***** LISTING

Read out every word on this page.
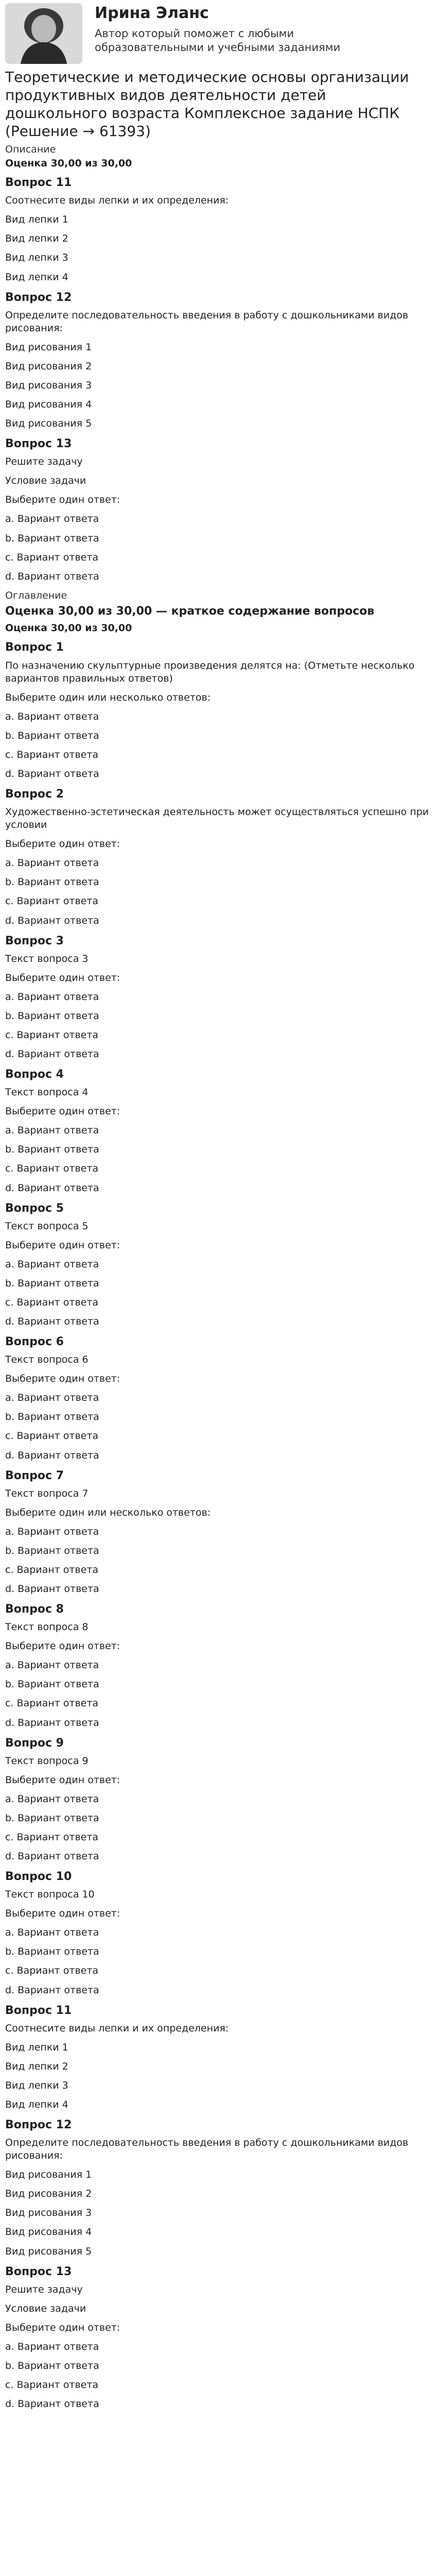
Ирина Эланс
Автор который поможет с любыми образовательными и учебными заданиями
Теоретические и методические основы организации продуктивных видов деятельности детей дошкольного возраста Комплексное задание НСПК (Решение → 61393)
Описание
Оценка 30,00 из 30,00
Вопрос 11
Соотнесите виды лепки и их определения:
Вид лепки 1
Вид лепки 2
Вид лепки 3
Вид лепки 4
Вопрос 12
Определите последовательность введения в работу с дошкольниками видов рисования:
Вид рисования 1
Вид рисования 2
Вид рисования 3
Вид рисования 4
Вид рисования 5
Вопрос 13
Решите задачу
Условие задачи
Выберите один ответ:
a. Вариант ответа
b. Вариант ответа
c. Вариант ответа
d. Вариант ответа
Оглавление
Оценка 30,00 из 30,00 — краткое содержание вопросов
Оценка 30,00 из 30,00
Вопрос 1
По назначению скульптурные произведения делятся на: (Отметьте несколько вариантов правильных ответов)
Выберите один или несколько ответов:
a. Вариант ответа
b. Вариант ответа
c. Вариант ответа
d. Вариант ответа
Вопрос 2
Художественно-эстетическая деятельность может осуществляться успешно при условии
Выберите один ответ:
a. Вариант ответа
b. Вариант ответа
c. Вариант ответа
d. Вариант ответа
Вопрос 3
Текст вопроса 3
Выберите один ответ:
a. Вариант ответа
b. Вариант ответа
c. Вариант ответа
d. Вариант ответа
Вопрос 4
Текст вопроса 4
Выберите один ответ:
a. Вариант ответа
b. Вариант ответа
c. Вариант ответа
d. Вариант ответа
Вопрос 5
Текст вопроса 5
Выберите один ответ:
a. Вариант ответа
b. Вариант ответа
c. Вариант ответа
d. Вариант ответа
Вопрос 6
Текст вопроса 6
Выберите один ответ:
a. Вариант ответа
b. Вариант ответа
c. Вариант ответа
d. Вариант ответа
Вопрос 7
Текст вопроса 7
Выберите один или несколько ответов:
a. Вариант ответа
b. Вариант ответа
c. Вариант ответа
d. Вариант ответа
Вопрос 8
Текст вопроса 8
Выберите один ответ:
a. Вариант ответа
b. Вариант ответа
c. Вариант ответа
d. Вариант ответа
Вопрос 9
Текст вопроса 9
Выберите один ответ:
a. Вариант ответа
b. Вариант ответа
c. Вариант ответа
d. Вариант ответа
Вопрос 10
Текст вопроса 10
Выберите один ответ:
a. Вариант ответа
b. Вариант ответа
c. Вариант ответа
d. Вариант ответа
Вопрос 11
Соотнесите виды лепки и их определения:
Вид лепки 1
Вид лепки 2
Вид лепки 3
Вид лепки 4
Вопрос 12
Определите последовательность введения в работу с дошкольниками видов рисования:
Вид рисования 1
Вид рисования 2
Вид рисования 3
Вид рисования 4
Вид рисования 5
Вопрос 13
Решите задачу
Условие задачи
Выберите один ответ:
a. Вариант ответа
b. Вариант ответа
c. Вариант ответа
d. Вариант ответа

**********
***** LISTING

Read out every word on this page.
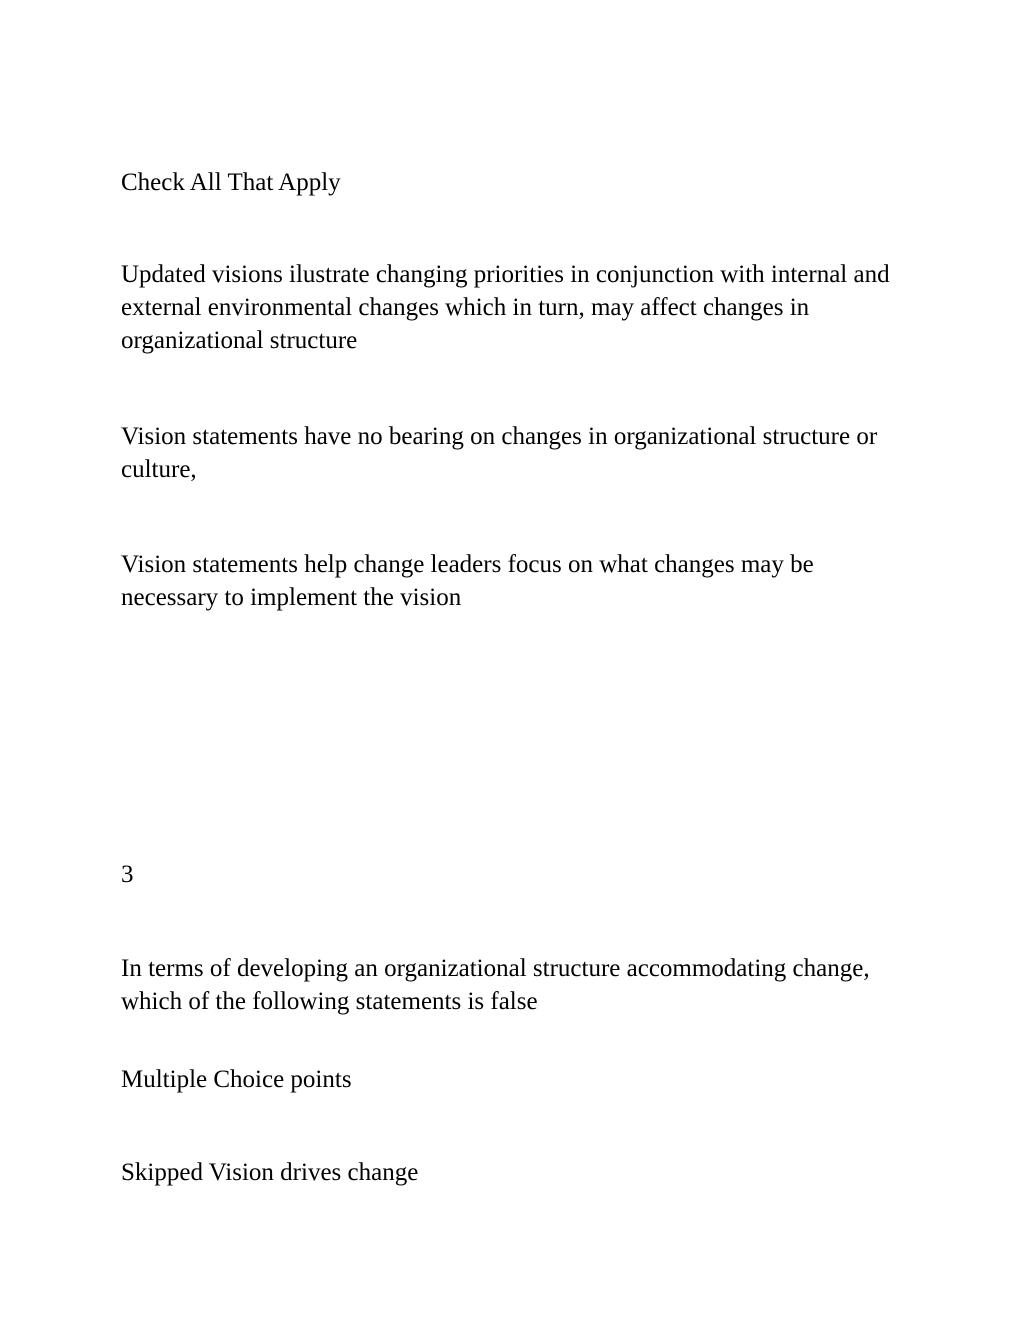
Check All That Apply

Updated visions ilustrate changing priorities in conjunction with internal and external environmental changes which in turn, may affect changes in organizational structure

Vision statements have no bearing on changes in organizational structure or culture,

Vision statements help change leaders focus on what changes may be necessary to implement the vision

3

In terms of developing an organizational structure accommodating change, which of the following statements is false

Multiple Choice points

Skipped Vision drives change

**********

■ **PROBLEM TO WORK ON**
Locate each line with the word "вопроса" and copy it.

■ **SOLUTION TO THIS EXERCISE**
Текст вопроса 3
Текст вопроса 4
Текст вопроса 5
Текст вопроса 6
Текст вопроса 7
Текст вопроса 8
Текст вопроса 9
Текст вопроса 10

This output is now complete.